EXERCISE OBJECTIVE
Transcribe the listing word for word.

▼

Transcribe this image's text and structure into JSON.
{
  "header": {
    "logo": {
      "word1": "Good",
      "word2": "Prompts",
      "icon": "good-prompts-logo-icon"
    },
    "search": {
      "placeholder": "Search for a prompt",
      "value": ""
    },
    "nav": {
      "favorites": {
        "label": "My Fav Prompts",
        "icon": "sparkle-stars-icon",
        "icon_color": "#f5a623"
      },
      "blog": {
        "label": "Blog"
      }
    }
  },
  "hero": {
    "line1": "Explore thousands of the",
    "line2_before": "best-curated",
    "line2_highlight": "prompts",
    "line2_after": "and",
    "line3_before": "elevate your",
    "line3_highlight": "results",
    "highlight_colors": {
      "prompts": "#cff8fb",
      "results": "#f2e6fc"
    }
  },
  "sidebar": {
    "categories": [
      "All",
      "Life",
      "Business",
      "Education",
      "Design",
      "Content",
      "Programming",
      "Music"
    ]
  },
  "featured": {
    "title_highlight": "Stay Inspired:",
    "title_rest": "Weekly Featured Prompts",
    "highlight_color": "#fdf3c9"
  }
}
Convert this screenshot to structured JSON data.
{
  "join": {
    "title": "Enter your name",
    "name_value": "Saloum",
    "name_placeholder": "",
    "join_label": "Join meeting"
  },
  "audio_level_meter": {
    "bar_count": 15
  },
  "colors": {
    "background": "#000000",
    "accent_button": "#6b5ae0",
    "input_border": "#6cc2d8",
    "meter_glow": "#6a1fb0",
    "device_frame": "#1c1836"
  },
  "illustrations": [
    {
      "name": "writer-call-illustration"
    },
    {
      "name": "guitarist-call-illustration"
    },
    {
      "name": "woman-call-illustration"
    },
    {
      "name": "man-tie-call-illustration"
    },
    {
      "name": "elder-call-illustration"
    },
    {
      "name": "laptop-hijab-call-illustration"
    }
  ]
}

▲

EXERCISE RESULT
Transcribe this image's text and structure into JSON.
{
  "header": {
    "logo": {
      "word1": "Good",
      "word2": "Prompts",
      "icon": "good-prompts-logo-icon"
    },
    "search": {
      "placeholder": "Search for a prompt",
      "value": ""
    },
    "nav": {
      "favorites": {
        "label": "My Fav Prompts",
        "icon": "sparkle-stars-icon",
        "icon_color": "#f5a623"
      },
      "blog": {
        "label": "Blog"
      }
    }
  },
  "hero": {
    "line1": "Explore thousands of the",
    "line2_before": "best-curated",
    "line2_highlight": "prompts",
    "line2_after": "and",
    "line3_before": "elevate your",
    "line3_highlight": "results",
    "highlight_colors": {
      "prompts": "#cff8fb",
      "results": "#f2e6fc"
    }
  },
  "sidebar": {
    "categories": [
      "All",
      "Life",
      "Business",
      "Education",
      "Design",
      "Content",
      "Programming",
      "Music"
    ]
  },
  "featured": {
    "title_highlight": "Stay Inspired:",
    "title_rest": "Weekly Featured Prompts",
    "highlight_color": "#fdf3c9"
  }
}
Convert this screenshot to structured JSON data.
{
  "join": {
    "title": "Enter your name",
    "name_value": "Saloum",
    "name_placeholder": "",
    "join_label": "Join meeting"
  },
  "audio_level_meter": {
    "bar_count": 15
  },
  "colors": {
    "background": "#000000",
    "accent_button": "#6b5ae0",
    "input_border": "#6cc2d8",
    "meter_glow": "#6a1fb0",
    "device_frame": "#1c1836"
  },
  "illustrations": [
    {
      "name": "writer-call-illustration"
    },
    {
      "name": "guitarist-call-illustration"
    },
    {
      "name": "woman-call-illustration"
    },
    {
      "name": "man-tie-call-illustration"
    },
    {
      "name": "elder-call-illustration"
    },
    {
      "name": "laptop-hijab-call-illustration"
    }
  ]
}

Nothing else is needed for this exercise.